**DIRECTIONS:**
Below is a block of records; return all of them exactly, but without the images.

Data excerpts
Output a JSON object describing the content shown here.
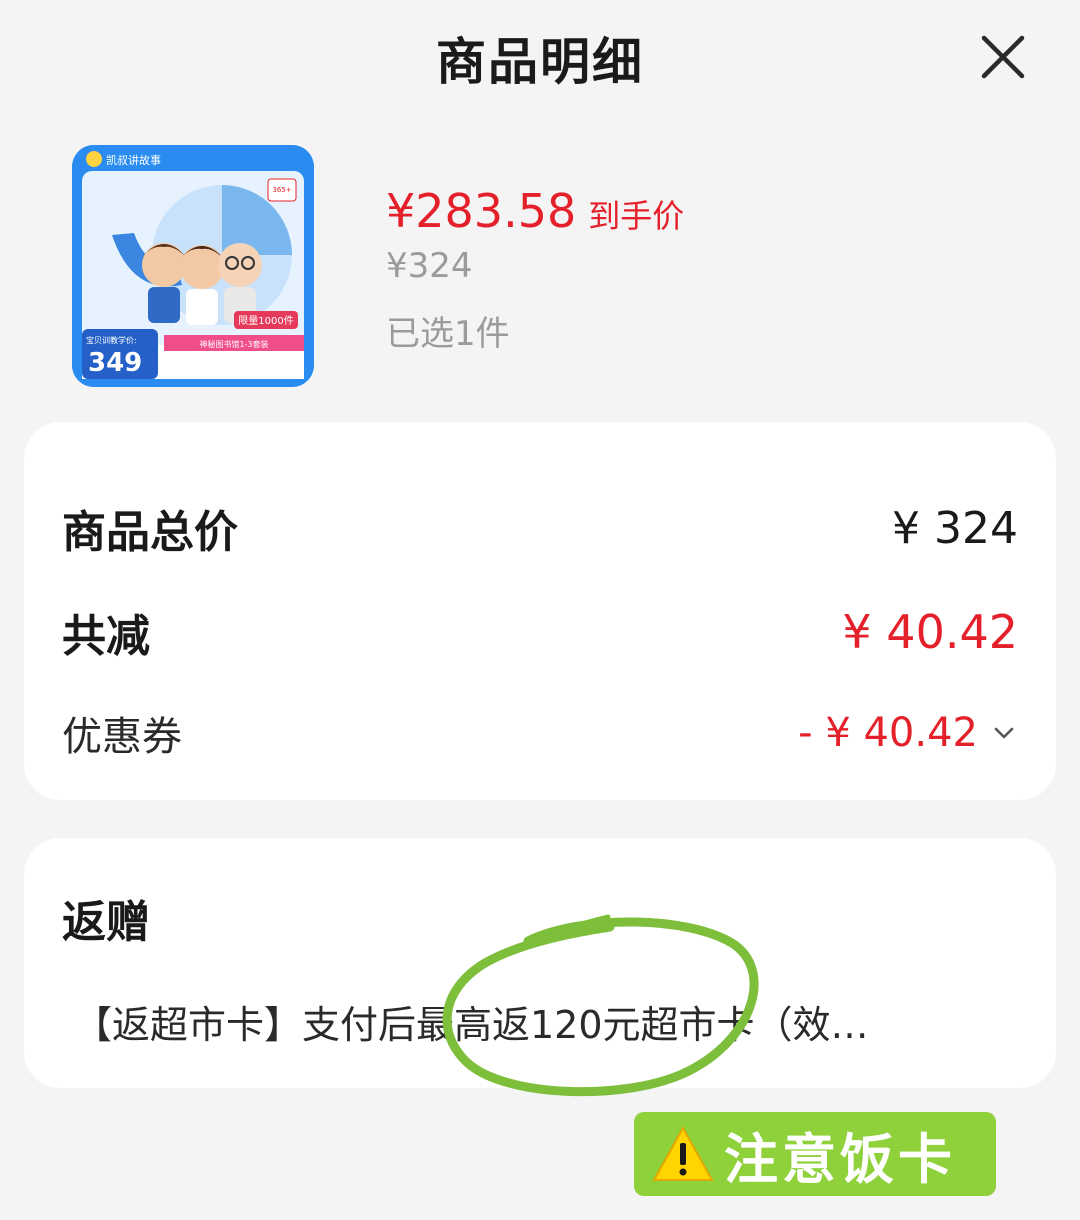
{
  "header": {
    "title": "商品明细",
    "close_icon": "close-icon"
  },
  "product": {
    "thumb": {
      "brand": "凯叔讲故事",
      "badge_top": "365+",
      "price_caption": "宝贝训教学价:",
      "price": "349",
      "limit_label": "限量1000件",
      "ribbon": "神秘图书馆1-3套装"
    },
    "final_price": "¥283.58",
    "final_price_label": "到手价",
    "original_price": "¥324",
    "selected": "已选1件"
  },
  "summary": {
    "total_label": "商品总价",
    "total_value": "¥ 324",
    "discount_label": "共减",
    "discount_value": "¥ 40.42",
    "coupon_label": "优惠券",
    "coupon_value": "- ¥ 40.42",
    "coupon_icon": "chevron-down-icon"
  },
  "rebate": {
    "title": "返赠",
    "description": "【返超市卡】支付后最高返120元超市卡（效…"
  },
  "annotation": {
    "sticker_text": "注意饭卡",
    "sticker_icon": "warning-icon",
    "colors": {
      "circle": "#7dbe3a",
      "sticker": "#8fd13b"
    }
  },
  "colors": {
    "accent_red": "#e4202a",
    "muted_gray": "#9b9b9b",
    "background": "#f4f4f4"
  }
}
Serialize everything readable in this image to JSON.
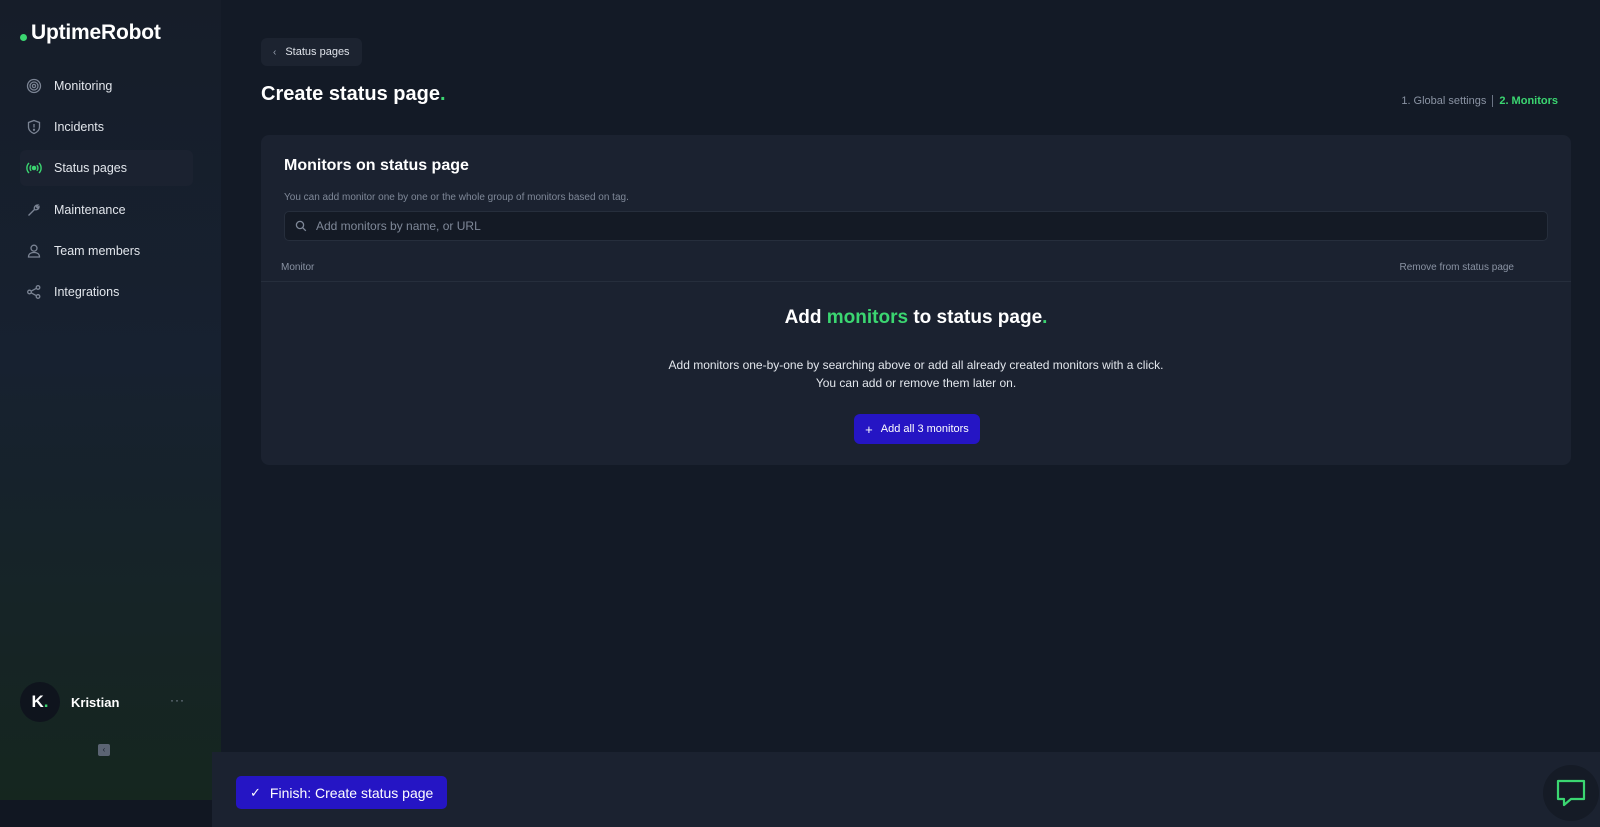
{
  "app": {
    "logo": "UptimeRobot"
  },
  "sidebar": {
    "items": [
      {
        "label": "Monitoring",
        "icon": "target-icon",
        "active": false
      },
      {
        "label": "Incidents",
        "icon": "shield-icon",
        "active": false
      },
      {
        "label": "Status pages",
        "icon": "broadcast-icon",
        "active": true
      },
      {
        "label": "Maintenance",
        "icon": "wrench-icon",
        "active": false
      },
      {
        "label": "Team members",
        "icon": "user-icon",
        "active": false
      },
      {
        "label": "Integrations",
        "icon": "share-icon",
        "active": false
      }
    ],
    "user": {
      "initial": "K",
      "initial_dot": ".",
      "name": "Kristian",
      "more": "···"
    }
  },
  "header": {
    "back_label": "Status pages",
    "title": "Create status page",
    "title_dot": ".",
    "steps": {
      "step1": "1. Global settings",
      "step2": "2. Monitors"
    }
  },
  "card": {
    "title": "Monitors on status page",
    "hint": "You can add monitor one by one or the whole group of monitors based on tag.",
    "search_placeholder": "Add monitors by name, or URL",
    "columns": {
      "monitor": "Monitor",
      "remove": "Remove from status page"
    },
    "empty": {
      "title_a": "Add ",
      "title_b": "monitors",
      "title_c": " to status page",
      "title_dot": ".",
      "line1": "Add monitors one-by-one by searching above or add all already created monitors with a click.",
      "line2": "You can add or remove them later on."
    },
    "add_all_label": "Add all 3 monitors"
  },
  "footer": {
    "finish_label": "Finish: Create status page"
  },
  "colors": {
    "accent_green": "#3bd671",
    "primary_button": "#2515c4",
    "background": "#131a26",
    "card": "#1b2230"
  }
}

**SOLVED EXERCISE:**
Output a JSON object describing the content shown here.
{
  "header": {
    "title": "商品明细",
    "close_icon": "close-icon"
  },
  "product": {
    "thumb": {
      "brand": "凯叔讲故事",
      "badge_top": "365+",
      "price_caption": "宝贝训教学价:",
      "price": "349",
      "limit_label": "限量1000件",
      "ribbon": "神秘图书馆1-3套装"
    },
    "final_price": "¥283.58",
    "final_price_label": "到手价",
    "original_price": "¥324",
    "selected": "已选1件"
  },
  "summary": {
    "total_label": "商品总价",
    "total_value": "¥ 324",
    "discount_label": "共减",
    "discount_value": "¥ 40.42",
    "coupon_label": "优惠券",
    "coupon_value": "- ¥ 40.42",
    "coupon_icon": "chevron-down-icon"
  },
  "rebate": {
    "title": "返赠",
    "description": "【返超市卡】支付后最高返120元超市卡（效…"
  },
  "annotation": {
    "sticker_text": "注意饭卡",
    "sticker_icon": "warning-icon",
    "colors": {
      "circle": "#7dbe3a",
      "sticker": "#8fd13b"
    }
  },
  "colors": {
    "accent_red": "#e4202a",
    "muted_gray": "#9b9b9b",
    "background": "#f4f4f4"
  }
}
Serialize everything readable in this image to JSON.
{
  "app": {
    "logo": "UptimeRobot"
  },
  "sidebar": {
    "items": [
      {
        "label": "Monitoring",
        "icon": "target-icon",
        "active": false
      },
      {
        "label": "Incidents",
        "icon": "shield-icon",
        "active": false
      },
      {
        "label": "Status pages",
        "icon": "broadcast-icon",
        "active": true
      },
      {
        "label": "Maintenance",
        "icon": "wrench-icon",
        "active": false
      },
      {
        "label": "Team members",
        "icon": "user-icon",
        "active": false
      },
      {
        "label": "Integrations",
        "icon": "share-icon",
        "active": false
      }
    ],
    "user": {
      "initial": "K",
      "initial_dot": ".",
      "name": "Kristian",
      "more": "···"
    }
  },
  "header": {
    "back_label": "Status pages",
    "title": "Create status page",
    "title_dot": ".",
    "steps": {
      "step1": "1. Global settings",
      "step2": "2. Monitors"
    }
  },
  "card": {
    "title": "Monitors on status page",
    "hint": "You can add monitor one by one or the whole group of monitors based on tag.",
    "search_placeholder": "Add monitors by name, or URL",
    "columns": {
      "monitor": "Monitor",
      "remove": "Remove from status page"
    },
    "empty": {
      "title_a": "Add ",
      "title_b": "monitors",
      "title_c": " to status page",
      "title_dot": ".",
      "line1": "Add monitors one-by-one by searching above or add all already created monitors with a click.",
      "line2": "You can add or remove them later on."
    },
    "add_all_label": "Add all 3 monitors"
  },
  "footer": {
    "finish_label": "Finish: Create status page"
  },
  "colors": {
    "accent_green": "#3bd671",
    "primary_button": "#2515c4",
    "background": "#131a26",
    "card": "#1b2230"
  }
}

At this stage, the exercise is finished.